▶ [What you have to do]:
Send back all the data below, exactly as given.

▶ [Input material]:

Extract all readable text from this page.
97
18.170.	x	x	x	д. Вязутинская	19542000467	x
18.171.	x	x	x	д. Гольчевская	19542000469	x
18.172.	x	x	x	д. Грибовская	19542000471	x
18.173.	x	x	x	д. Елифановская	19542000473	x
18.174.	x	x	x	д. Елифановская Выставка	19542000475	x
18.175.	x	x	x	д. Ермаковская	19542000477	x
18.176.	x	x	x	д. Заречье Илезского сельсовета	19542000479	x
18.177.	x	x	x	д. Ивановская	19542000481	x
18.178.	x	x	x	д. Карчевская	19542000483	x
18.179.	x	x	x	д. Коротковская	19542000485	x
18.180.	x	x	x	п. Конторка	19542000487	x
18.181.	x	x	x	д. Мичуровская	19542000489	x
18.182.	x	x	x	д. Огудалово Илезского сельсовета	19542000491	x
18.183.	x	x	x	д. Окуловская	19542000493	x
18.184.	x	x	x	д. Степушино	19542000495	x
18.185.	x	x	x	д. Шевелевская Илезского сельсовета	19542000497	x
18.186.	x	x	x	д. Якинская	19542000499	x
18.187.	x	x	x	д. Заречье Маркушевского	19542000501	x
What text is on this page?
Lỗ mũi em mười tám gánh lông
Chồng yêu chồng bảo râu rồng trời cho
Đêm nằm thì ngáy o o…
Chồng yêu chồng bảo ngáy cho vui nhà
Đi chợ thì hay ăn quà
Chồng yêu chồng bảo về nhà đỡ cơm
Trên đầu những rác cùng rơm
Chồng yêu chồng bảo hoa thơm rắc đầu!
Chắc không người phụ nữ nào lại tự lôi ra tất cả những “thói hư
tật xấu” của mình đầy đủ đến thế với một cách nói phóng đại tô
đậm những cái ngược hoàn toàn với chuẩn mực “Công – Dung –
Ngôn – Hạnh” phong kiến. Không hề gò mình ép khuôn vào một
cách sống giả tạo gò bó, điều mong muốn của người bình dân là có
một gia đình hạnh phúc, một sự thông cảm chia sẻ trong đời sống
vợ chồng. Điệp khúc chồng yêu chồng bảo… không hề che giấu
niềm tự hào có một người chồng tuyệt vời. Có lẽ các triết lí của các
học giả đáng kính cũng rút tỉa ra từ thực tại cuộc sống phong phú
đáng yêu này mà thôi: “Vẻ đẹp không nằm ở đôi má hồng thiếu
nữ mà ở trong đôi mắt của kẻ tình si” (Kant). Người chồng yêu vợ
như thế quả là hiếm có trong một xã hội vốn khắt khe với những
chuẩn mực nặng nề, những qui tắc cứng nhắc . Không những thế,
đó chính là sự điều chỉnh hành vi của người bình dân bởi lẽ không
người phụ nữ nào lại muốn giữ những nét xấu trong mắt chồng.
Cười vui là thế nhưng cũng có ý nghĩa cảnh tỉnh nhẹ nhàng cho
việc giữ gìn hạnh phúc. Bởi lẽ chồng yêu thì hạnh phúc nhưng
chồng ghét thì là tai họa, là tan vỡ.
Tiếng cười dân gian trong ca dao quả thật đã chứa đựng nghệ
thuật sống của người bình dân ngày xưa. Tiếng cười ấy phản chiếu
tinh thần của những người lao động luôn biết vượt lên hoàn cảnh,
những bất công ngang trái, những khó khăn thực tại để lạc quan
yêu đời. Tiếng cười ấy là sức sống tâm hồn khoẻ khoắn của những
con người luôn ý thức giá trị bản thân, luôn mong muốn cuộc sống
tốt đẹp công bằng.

▶ [Answer for the task]:
Extract all readable text from this page.
97
18.170.	x	x	x	д. Вязутинская	19542000467	x
18.171.	x	x	x	д. Гольчевская	19542000469	x
18.172.	x	x	x	д. Грибовская	19542000471	x
18.173.	x	x	x	д. Елифановская	19542000473	x
18.174.	x	x	x	д. Елифановская Выставка	19542000475	x
18.175.	x	x	x	д. Ермаковская	19542000477	x
18.176.	x	x	x	д. Заречье Илезского сельсовета	19542000479	x
18.177.	x	x	x	д. Ивановская	19542000481	x
18.178.	x	x	x	д. Карчевская	19542000483	x
18.179.	x	x	x	д. Коротковская	19542000485	x
18.180.	x	x	x	п. Конторка	19542000487	x
18.181.	x	x	x	д. Мичуровская	19542000489	x
18.182.	x	x	x	д. Огудалово Илезского сельсовета	19542000491	x
18.183.	x	x	x	д. Окуловская	19542000493	x
18.184.	x	x	x	д. Степушино	19542000495	x
18.185.	x	x	x	д. Шевелевская Илезского сельсовета	19542000497	x
18.186.	x	x	x	д. Якинская	19542000499	x
18.187.	x	x	x	д. Заречье Маркушевского	19542000501	x
What text is on this page?
Lỗ mũi em mười tám gánh lông
Chồng yêu chồng bảo râu rồng trời cho
Đêm nằm thì ngáy o o…
Chồng yêu chồng bảo ngáy cho vui nhà
Đi chợ thì hay ăn quà
Chồng yêu chồng bảo về nhà đỡ cơm
Trên đầu những rác cùng rơm
Chồng yêu chồng bảo hoa thơm rắc đầu!
Chắc không người phụ nữ nào lại tự lôi ra tất cả những “thói hư
tật xấu” của mình đầy đủ đến thế với một cách nói phóng đại tô
đậm những cái ngược hoàn toàn với chuẩn mực “Công – Dung –
Ngôn – Hạnh” phong kiến. Không hề gò mình ép khuôn vào một
cách sống giả tạo gò bó, điều mong muốn của người bình dân là có
một gia đình hạnh phúc, một sự thông cảm chia sẻ trong đời sống
vợ chồng. Điệp khúc chồng yêu chồng bảo… không hề che giấu
niềm tự hào có một người chồng tuyệt vời. Có lẽ các triết lí của các
học giả đáng kính cũng rút tỉa ra từ thực tại cuộc sống phong phú
đáng yêu này mà thôi: “Vẻ đẹp không nằm ở đôi má hồng thiếu
nữ mà ở trong đôi mắt của kẻ tình si” (Kant). Người chồng yêu vợ
như thế quả là hiếm có trong một xã hội vốn khắt khe với những
chuẩn mực nặng nề, những qui tắc cứng nhắc . Không những thế,
đó chính là sự điều chỉnh hành vi của người bình dân bởi lẽ không
người phụ nữ nào lại muốn giữ những nét xấu trong mắt chồng.
Cười vui là thế nhưng cũng có ý nghĩa cảnh tỉnh nhẹ nhàng cho
việc giữ gìn hạnh phúc. Bởi lẽ chồng yêu thì hạnh phúc nhưng
chồng ghét thì là tai họa, là tan vỡ.
Tiếng cười dân gian trong ca dao quả thật đã chứa đựng nghệ
thuật sống của người bình dân ngày xưa. Tiếng cười ấy phản chiếu
tinh thần của những người lao động luôn biết vượt lên hoàn cảnh,
những bất công ngang trái, những khó khăn thực tại để lạc quan
yêu đời. Tiếng cười ấy là sức sống tâm hồn khoẻ khoắn của những
con người luôn ý thức giá trị bản thân, luôn mong muốn cuộc sống
tốt đẹp công bằng.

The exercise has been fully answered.